**DATASET RECORDS:**
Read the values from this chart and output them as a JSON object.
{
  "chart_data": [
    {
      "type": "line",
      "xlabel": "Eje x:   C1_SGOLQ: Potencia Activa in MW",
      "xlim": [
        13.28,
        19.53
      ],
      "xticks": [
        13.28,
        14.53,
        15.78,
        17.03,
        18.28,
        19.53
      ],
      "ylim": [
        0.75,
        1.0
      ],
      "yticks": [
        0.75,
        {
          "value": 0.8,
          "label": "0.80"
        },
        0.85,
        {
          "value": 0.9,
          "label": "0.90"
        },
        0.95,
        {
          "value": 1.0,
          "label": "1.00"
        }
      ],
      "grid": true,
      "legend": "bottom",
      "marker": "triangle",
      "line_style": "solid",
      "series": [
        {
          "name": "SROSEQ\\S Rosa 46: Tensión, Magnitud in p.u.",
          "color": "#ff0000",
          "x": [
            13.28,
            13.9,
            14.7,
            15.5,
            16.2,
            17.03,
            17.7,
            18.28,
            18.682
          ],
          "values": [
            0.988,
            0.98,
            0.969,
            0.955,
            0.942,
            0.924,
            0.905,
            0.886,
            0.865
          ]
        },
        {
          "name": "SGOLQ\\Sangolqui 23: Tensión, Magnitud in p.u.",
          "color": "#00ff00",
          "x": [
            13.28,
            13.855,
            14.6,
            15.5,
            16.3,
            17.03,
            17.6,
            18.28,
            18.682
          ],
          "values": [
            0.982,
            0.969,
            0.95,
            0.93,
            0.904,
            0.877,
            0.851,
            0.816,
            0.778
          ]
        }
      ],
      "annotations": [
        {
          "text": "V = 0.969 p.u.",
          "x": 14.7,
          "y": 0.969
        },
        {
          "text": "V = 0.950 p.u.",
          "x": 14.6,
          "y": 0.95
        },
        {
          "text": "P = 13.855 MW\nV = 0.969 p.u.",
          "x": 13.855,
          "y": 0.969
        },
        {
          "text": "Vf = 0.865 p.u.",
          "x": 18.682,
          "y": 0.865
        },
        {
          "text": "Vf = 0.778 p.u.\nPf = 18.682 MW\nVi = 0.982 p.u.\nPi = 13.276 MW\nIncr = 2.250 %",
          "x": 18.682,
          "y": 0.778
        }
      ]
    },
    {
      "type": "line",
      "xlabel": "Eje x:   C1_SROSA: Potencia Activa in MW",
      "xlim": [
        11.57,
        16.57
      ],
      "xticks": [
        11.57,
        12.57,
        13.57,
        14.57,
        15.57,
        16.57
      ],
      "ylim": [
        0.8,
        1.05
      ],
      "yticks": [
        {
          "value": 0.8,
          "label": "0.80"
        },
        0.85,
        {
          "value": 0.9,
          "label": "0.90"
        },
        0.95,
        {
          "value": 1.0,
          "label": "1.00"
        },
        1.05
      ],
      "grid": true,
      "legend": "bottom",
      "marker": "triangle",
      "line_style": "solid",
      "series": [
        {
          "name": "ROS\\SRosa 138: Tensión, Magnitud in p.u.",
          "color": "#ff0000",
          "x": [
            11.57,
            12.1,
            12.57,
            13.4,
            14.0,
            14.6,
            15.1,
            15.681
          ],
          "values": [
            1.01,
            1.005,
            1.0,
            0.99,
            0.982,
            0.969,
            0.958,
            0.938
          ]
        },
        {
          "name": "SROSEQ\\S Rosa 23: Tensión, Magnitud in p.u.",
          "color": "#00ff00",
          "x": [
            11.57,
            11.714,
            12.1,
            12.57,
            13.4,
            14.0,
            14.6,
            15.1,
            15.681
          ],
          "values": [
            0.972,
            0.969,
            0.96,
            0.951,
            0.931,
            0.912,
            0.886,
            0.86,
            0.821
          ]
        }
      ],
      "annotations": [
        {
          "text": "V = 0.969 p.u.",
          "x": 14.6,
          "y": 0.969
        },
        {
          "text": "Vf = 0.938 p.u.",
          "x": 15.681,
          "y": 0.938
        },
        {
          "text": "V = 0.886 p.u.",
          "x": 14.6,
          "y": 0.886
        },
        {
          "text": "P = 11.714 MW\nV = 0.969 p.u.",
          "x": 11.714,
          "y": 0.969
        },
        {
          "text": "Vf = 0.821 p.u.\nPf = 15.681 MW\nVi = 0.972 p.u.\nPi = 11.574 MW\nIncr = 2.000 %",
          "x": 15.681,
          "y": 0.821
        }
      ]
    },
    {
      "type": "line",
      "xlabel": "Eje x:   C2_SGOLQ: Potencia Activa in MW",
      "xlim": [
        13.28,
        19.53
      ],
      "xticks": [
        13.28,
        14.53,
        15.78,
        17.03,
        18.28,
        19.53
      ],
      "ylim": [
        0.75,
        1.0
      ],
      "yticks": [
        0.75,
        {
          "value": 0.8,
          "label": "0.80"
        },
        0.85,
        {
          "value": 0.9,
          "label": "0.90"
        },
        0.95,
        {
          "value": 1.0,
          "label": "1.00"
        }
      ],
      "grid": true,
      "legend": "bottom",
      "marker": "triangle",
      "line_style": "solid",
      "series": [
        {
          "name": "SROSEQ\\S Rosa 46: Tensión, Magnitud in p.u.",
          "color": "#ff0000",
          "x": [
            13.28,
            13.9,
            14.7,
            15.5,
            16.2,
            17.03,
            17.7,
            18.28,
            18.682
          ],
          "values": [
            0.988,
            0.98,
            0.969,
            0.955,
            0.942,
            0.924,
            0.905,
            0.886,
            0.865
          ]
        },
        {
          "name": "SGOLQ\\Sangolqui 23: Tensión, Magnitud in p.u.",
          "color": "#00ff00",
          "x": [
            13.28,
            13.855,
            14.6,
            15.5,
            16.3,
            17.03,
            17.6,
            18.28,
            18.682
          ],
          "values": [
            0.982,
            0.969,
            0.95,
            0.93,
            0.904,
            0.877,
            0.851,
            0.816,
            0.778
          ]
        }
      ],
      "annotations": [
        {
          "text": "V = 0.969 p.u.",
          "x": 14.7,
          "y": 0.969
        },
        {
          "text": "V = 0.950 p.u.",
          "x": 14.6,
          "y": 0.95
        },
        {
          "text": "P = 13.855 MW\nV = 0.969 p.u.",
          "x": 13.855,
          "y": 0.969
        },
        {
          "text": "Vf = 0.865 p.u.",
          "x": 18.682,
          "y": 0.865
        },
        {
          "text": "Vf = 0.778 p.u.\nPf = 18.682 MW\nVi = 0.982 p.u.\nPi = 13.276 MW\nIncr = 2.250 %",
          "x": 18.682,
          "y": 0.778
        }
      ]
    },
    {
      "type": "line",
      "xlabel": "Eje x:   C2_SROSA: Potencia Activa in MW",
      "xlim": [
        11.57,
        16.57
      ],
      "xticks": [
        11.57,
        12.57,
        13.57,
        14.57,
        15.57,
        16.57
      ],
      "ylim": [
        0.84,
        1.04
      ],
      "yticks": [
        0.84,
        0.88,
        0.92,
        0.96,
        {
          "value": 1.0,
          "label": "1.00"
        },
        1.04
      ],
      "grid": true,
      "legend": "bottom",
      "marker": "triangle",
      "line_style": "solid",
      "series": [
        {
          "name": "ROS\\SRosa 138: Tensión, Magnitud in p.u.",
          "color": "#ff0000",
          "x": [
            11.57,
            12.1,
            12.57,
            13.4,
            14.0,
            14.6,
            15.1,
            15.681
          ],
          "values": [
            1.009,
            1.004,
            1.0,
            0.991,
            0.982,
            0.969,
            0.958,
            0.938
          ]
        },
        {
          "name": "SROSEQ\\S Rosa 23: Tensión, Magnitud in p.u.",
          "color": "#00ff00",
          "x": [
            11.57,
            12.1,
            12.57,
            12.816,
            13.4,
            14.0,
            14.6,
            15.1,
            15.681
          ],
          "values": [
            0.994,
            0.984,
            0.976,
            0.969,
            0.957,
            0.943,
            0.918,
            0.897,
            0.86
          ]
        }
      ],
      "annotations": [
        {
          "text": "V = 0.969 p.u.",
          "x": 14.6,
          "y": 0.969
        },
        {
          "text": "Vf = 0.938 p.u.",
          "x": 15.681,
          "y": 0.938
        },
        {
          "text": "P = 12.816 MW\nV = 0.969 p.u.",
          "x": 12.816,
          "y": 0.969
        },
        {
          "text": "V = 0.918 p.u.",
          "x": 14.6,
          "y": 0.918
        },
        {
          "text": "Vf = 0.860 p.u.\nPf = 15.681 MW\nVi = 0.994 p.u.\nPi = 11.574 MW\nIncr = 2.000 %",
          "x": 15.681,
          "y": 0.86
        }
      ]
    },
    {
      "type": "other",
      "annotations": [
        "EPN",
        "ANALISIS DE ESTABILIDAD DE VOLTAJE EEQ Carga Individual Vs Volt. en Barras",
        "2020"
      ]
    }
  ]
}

**THE REQUEST:** From the listing above, return each line with the word "nIncr".

**EXERCISE OUTPUT:**
          "text": "Vf = 0.778 p.u.\nPf = 18.682 MW\nVi = 0.982 p.u.\nPi = 13.276 MW\nIncr = 2.250 %",
          "text": "Vf = 0.821 p.u.\nPf = 15.681 MW\nVi = 0.972 p.u.\nPi = 11.574 MW\nIncr = 2.000 %",
          "text": "Vf = 0.778 p.u.\nPf = 18.682 MW\nVi = 0.982 p.u.\nPi = 13.276 MW\nIncr = 2.250 %",
          "text": "Vf = 0.860 p.u.\nPf = 15.681 MW\nVi = 0.994 p.u.\nPi = 11.574 MW\nIncr = 2.000 %",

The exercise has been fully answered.